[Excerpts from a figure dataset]
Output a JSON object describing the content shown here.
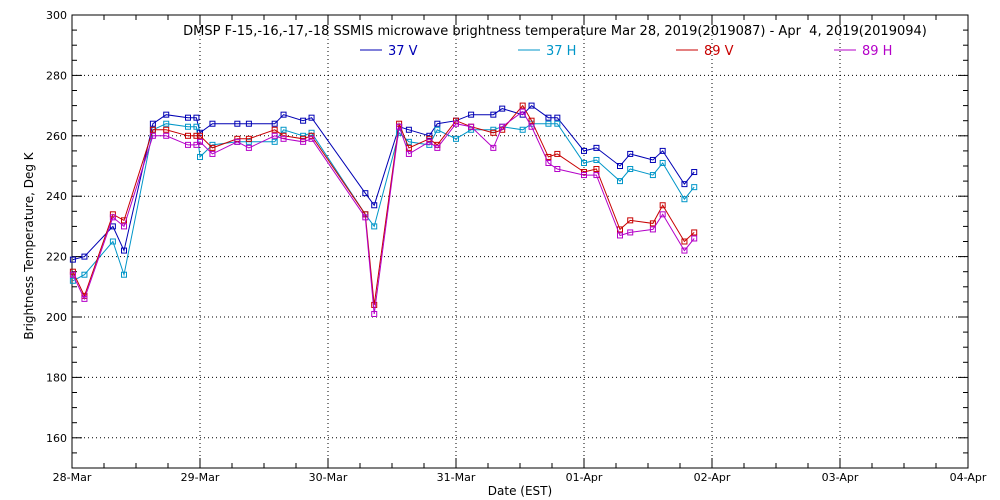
{
  "chart_data": {
    "type": "line",
    "title": "DMSP F-15,-16,-17,-18 SSMIS microwave brightness temperature Mar 28, 2019(2019087) - Apr  4, 2019(2019094)",
    "xlabel": "Date (EST)",
    "ylabel": "Brightness Temperature, Deg K",
    "ylim": [
      150,
      300
    ],
    "yticks": [
      160,
      180,
      200,
      220,
      240,
      260,
      280,
      300
    ],
    "xlim": [
      "2019-03-28",
      "2019-04-04"
    ],
    "xticks": [
      "28-Mar",
      "29-Mar",
      "30-Mar",
      "31-Mar",
      "01-Apr",
      "02-Apr",
      "03-Apr",
      "04-Apr"
    ],
    "grid": true,
    "legend_position": "top-center",
    "series": [
      {
        "name": "37 V",
        "color": "#0000b4",
        "points": [
          [
            "2019-03-28 00:10",
            219
          ],
          [
            "2019-03-28 02:20",
            220
          ],
          [
            "2019-03-28 07:40",
            230
          ],
          [
            "2019-03-28 09:45",
            222
          ],
          [
            "2019-03-28 15:10",
            264
          ],
          [
            "2019-03-28 17:40",
            267
          ],
          [
            "2019-03-28 21:45",
            266
          ],
          [
            "2019-03-28 23:20",
            266
          ],
          [
            "2019-03-29 00:00",
            261
          ],
          [
            "2019-03-29 02:20",
            264
          ],
          [
            "2019-03-29 07:00",
            264
          ],
          [
            "2019-03-29 09:10",
            264
          ],
          [
            "2019-03-29 14:00",
            264
          ],
          [
            "2019-03-29 15:40",
            267
          ],
          [
            "2019-03-29 19:20",
            265
          ],
          [
            "2019-03-29 20:55",
            266
          ],
          [
            "2019-03-30 07:00",
            241
          ],
          [
            "2019-03-30 08:40",
            237
          ],
          [
            "2019-03-30 13:20",
            263
          ],
          [
            "2019-03-30 15:10",
            262
          ],
          [
            "2019-03-30 19:00",
            260
          ],
          [
            "2019-03-30 20:30",
            264
          ],
          [
            "2019-03-31 00:00",
            265
          ],
          [
            "2019-03-31 02:50",
            267
          ],
          [
            "2019-03-31 07:00",
            267
          ],
          [
            "2019-03-31 08:40",
            269
          ],
          [
            "2019-03-31 12:30",
            267
          ],
          [
            "2019-03-31 14:10",
            270
          ],
          [
            "2019-03-31 17:20",
            266
          ],
          [
            "2019-03-31 19:00",
            266
          ],
          [
            "2019-04-01 00:00",
            255
          ],
          [
            "2019-04-01 02:20",
            256
          ],
          [
            "2019-04-01 06:45",
            250
          ],
          [
            "2019-04-01 08:40",
            254
          ],
          [
            "2019-04-01 12:55",
            252
          ],
          [
            "2019-04-01 14:45",
            255
          ],
          [
            "2019-04-01 18:50",
            244
          ],
          [
            "2019-04-01 20:40",
            248
          ]
        ]
      },
      {
        "name": "37 H",
        "color": "#0096c8",
        "points": [
          [
            "2019-03-28 00:10",
            212
          ],
          [
            "2019-03-28 02:20",
            214
          ],
          [
            "2019-03-28 07:40",
            225
          ],
          [
            "2019-03-28 09:45",
            214
          ],
          [
            "2019-03-28 15:10",
            262
          ],
          [
            "2019-03-28 17:40",
            264
          ],
          [
            "2019-03-28 21:45",
            263
          ],
          [
            "2019-03-28 23:20",
            263
          ],
          [
            "2019-03-29 00:00",
            253
          ],
          [
            "2019-03-29 02:20",
            257
          ],
          [
            "2019-03-29 07:00",
            258
          ],
          [
            "2019-03-29 09:10",
            258
          ],
          [
            "2019-03-29 14:00",
            258
          ],
          [
            "2019-03-29 15:40",
            262
          ],
          [
            "2019-03-29 19:20",
            260
          ],
          [
            "2019-03-29 20:55",
            261
          ],
          [
            "2019-03-30 07:00",
            234
          ],
          [
            "2019-03-30 08:40",
            230
          ],
          [
            "2019-03-30 13:20",
            261
          ],
          [
            "2019-03-30 15:10",
            258
          ],
          [
            "2019-03-30 19:00",
            257
          ],
          [
            "2019-03-30 20:30",
            262
          ],
          [
            "2019-03-31 00:00",
            259
          ],
          [
            "2019-03-31 02:50",
            262
          ],
          [
            "2019-03-31 07:00",
            262
          ],
          [
            "2019-03-31 08:40",
            263
          ],
          [
            "2019-03-31 12:30",
            262
          ],
          [
            "2019-03-31 14:10",
            264
          ],
          [
            "2019-03-31 17:20",
            264
          ],
          [
            "2019-03-31 19:00",
            264
          ],
          [
            "2019-04-01 00:00",
            251
          ],
          [
            "2019-04-01 02:20",
            252
          ],
          [
            "2019-04-01 06:45",
            245
          ],
          [
            "2019-04-01 08:40",
            249
          ],
          [
            "2019-04-01 12:55",
            247
          ],
          [
            "2019-04-01 14:45",
            251
          ],
          [
            "2019-04-01 18:50",
            239
          ],
          [
            "2019-04-01 20:40",
            243
          ]
        ]
      },
      {
        "name": "89 V",
        "color": "#c80000",
        "points": [
          [
            "2019-03-28 00:10",
            215
          ],
          [
            "2019-03-28 02:20",
            207
          ],
          [
            "2019-03-28 07:40",
            234
          ],
          [
            "2019-03-28 09:45",
            232
          ],
          [
            "2019-03-28 15:10",
            262
          ],
          [
            "2019-03-28 17:40",
            262
          ],
          [
            "2019-03-28 21:45",
            260
          ],
          [
            "2019-03-28 23:20",
            260
          ],
          [
            "2019-03-29 00:00",
            260
          ],
          [
            "2019-03-29 02:20",
            256
          ],
          [
            "2019-03-29 07:00",
            259
          ],
          [
            "2019-03-29 09:10",
            259
          ],
          [
            "2019-03-29 14:00",
            262
          ],
          [
            "2019-03-29 15:40",
            260
          ],
          [
            "2019-03-29 19:20",
            259
          ],
          [
            "2019-03-29 20:55",
            260
          ],
          [
            "2019-03-30 07:00",
            234
          ],
          [
            "2019-03-30 08:40",
            204
          ],
          [
            "2019-03-30 13:20",
            264
          ],
          [
            "2019-03-30 15:10",
            256
          ],
          [
            "2019-03-30 19:00",
            259
          ],
          [
            "2019-03-30 20:30",
            257
          ],
          [
            "2019-03-31 00:00",
            265
          ],
          [
            "2019-03-31 02:50",
            263
          ],
          [
            "2019-03-31 07:00",
            261
          ],
          [
            "2019-03-31 08:40",
            262
          ],
          [
            "2019-03-31 12:30",
            270
          ],
          [
            "2019-03-31 14:10",
            265
          ],
          [
            "2019-03-31 17:20",
            253
          ],
          [
            "2019-03-31 19:00",
            254
          ],
          [
            "2019-04-01 00:00",
            248
          ],
          [
            "2019-04-01 02:20",
            249
          ],
          [
            "2019-04-01 06:45",
            229
          ],
          [
            "2019-04-01 08:40",
            232
          ],
          [
            "2019-04-01 12:55",
            231
          ],
          [
            "2019-04-01 14:45",
            237
          ],
          [
            "2019-04-01 18:50",
            225
          ],
          [
            "2019-04-01 20:40",
            228
          ]
        ]
      },
      {
        "name": "89 H",
        "color": "#b400c8",
        "points": [
          [
            "2019-03-28 00:10",
            214
          ],
          [
            "2019-03-28 02:20",
            206
          ],
          [
            "2019-03-28 07:40",
            233
          ],
          [
            "2019-03-28 09:45",
            230
          ],
          [
            "2019-03-28 15:10",
            260
          ],
          [
            "2019-03-28 17:40",
            260
          ],
          [
            "2019-03-28 21:45",
            257
          ],
          [
            "2019-03-28 23:20",
            257
          ],
          [
            "2019-03-29 00:00",
            258
          ],
          [
            "2019-03-29 02:20",
            254
          ],
          [
            "2019-03-29 07:00",
            258
          ],
          [
            "2019-03-29 09:10",
            256
          ],
          [
            "2019-03-29 14:00",
            260
          ],
          [
            "2019-03-29 15:40",
            259
          ],
          [
            "2019-03-29 19:20",
            258
          ],
          [
            "2019-03-29 20:55",
            259
          ],
          [
            "2019-03-30 07:00",
            233
          ],
          [
            "2019-03-30 08:40",
            201
          ],
          [
            "2019-03-30 13:20",
            263
          ],
          [
            "2019-03-30 15:10",
            254
          ],
          [
            "2019-03-30 19:00",
            258
          ],
          [
            "2019-03-30 20:30",
            256
          ],
          [
            "2019-03-31 00:00",
            264
          ],
          [
            "2019-03-31 02:50",
            263
          ],
          [
            "2019-03-31 07:00",
            256
          ],
          [
            "2019-03-31 08:40",
            263
          ],
          [
            "2019-03-31 12:30",
            268
          ],
          [
            "2019-03-31 14:10",
            263
          ],
          [
            "2019-03-31 17:20",
            251
          ],
          [
            "2019-03-31 19:00",
            249
          ],
          [
            "2019-04-01 00:00",
            247
          ],
          [
            "2019-04-01 02:20",
            247
          ],
          [
            "2019-04-01 06:45",
            227
          ],
          [
            "2019-04-01 08:40",
            228
          ],
          [
            "2019-04-01 12:55",
            229
          ],
          [
            "2019-04-01 14:45",
            234
          ],
          [
            "2019-04-01 18:50",
            222
          ],
          [
            "2019-04-01 20:40",
            226
          ]
        ]
      }
    ]
  }
}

=== What is needed ===
Respond with the number of lines containing "color" and no additional words.

=== Result of the exercise ===
4